> [Excerpt provided]:
────
The splitapppathx disassembles the following parts:

splitapppathx("file:c:/path/to/file") => ('file:', '', 'c:', '/path/to/file')

splitapppathx("file:///c:/path/to/file") => ('file:', '', 'c:', '/path/to/file')

URI/URL/URN

The general base specification of a URI/URL/URN is provided by

  • Uniform Resource Identifier - URI: Generic Syntax [RFC3986]

See also

  1. Introduction [RFC3986]

A Uniform Resource Identifier (URI) provides a simple and extensible means for identifying a resource. This specification of URI syntax and semantics is derived from concepts introduced by the World Wide Web global information initiative, whose use of these identifiers dates from 1990 and is described in “Universal Resource Identifiers in WWW” [RFC1630]. The syntax is designed to meet the recommendations laid out in “Functional Recommendations for Internet Resource Locators” [RFC1736] and “Functional Requirements for Uniform Resource Names” [RFC1737].

This document obsoletes [RFC2396], which merged “Uniform Resource Locators” [RFC1738] and “Relative Uniform Resource Locators” [RFC1808] in order to define a single, generic syntax for all URIs. It obsoletes [RFC2732], which introduced syntax for an IPv6 address. It excludes portions of RFC 1738 that defined the specific syntax of individual URI schemes; those portions will be updated as separate documents. The process for registration of new URI schemes is defined separately by [BCP35]. Advice for designers of new URI schemes can be found in [RFC2718]. All significant changes from RFC 2396 are noted in Appendix D.

This specification uses the terms “character” and “coded character set” in accordance with the definitions provided in [BCP19], and “character encoding” in place of what [BCP19] refers to as a “charset”.

See also

1.1. Overview of URIs

URIs are characterized as follows:

Uniform

Uniformity provides several benefits. It allows different types of resource identifiers to be used in the same context, even when the mechanisms used to access those resources may differ. It allows uniform semantic interpretation of common syntactic conventions across different types of resource identifiers. It allows introduction of new types of resource identifiers without interfering with the way that existing identifiers are used. It allows the identifiers to be reused in many different contexts, thus permitting new applications or protocols to leverage a pre existing, large, and widely used set of resource identifiers.
────
> [Raw records]:
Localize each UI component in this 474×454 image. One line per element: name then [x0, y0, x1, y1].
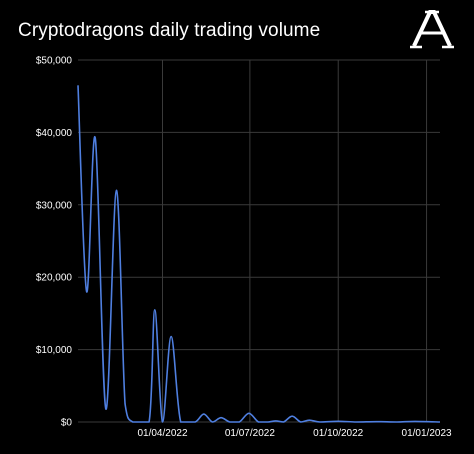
y-tick-label: $40,000 [36, 128, 73, 139]
publisher-logo-icon [410, 10, 454, 49]
x-tick-label: 01/01/2023 [402, 428, 452, 439]
series-layer [77, 85, 441, 423]
chart-title: Cryptodragons daily trading volume [18, 20, 321, 41]
y-axis-tick-labels: $0 $10,000 $20,000 $30,000 $40,000 $50,000 [36, 56, 73, 429]
x-tick-label: 01/04/2022 [137, 428, 187, 439]
x-tick-label: 01/07/2022 [225, 428, 275, 439]
series-line [77, 85, 441, 423]
y-tick-label: $30,000 [36, 200, 73, 211]
y-tick-label: $20,000 [36, 273, 73, 284]
chart-gridlines [78, 59, 440, 423]
y-tick-label: $0 [61, 418, 73, 429]
y-tick-label: $50,000 [36, 56, 73, 67]
y-tick-label: $10,000 [36, 345, 73, 356]
x-tick-label: 01/10/2022 [313, 428, 363, 439]
x-axis-tick-labels: 01/04/2022 01/07/2022 01/10/2022 01/01/2023 [137, 428, 452, 439]
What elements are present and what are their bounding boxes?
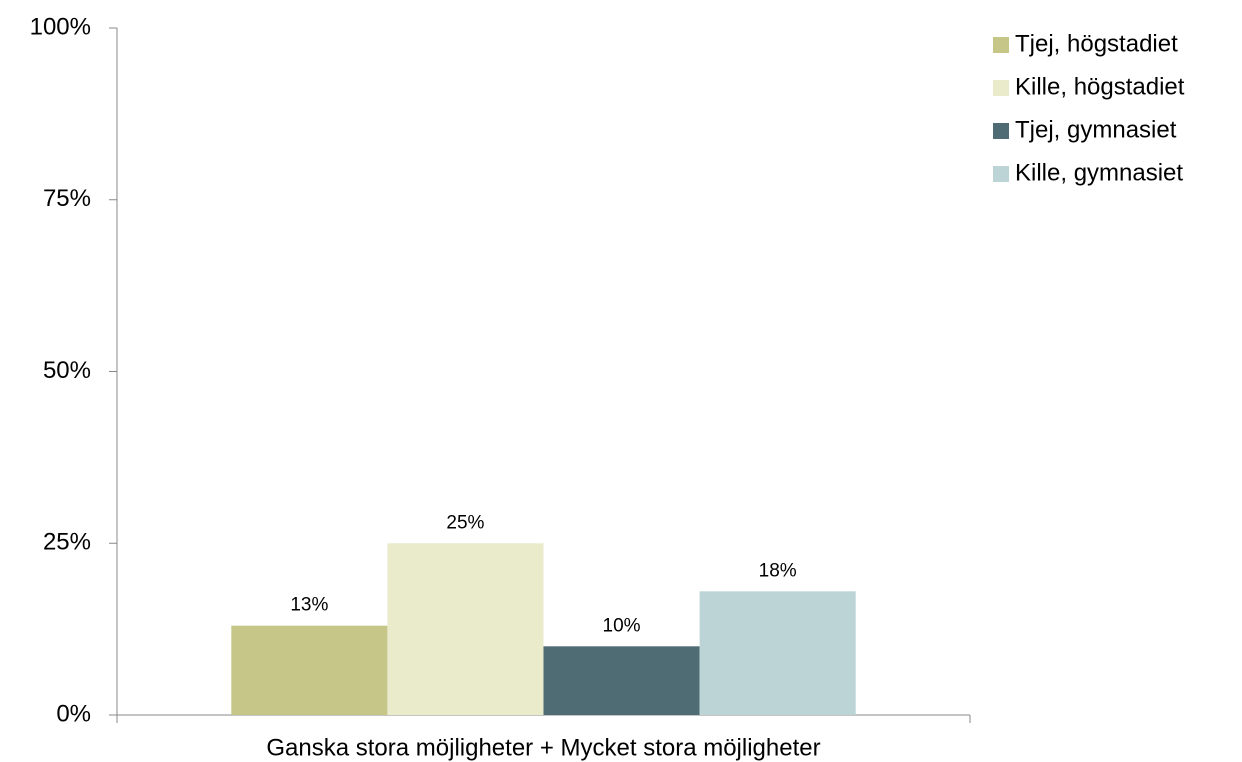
────
> [The exercise]: In the URI excerpt, which document introduced syntax for an IPv6 address and is made obsolete by this specification?

> [Solution]: RFC 2732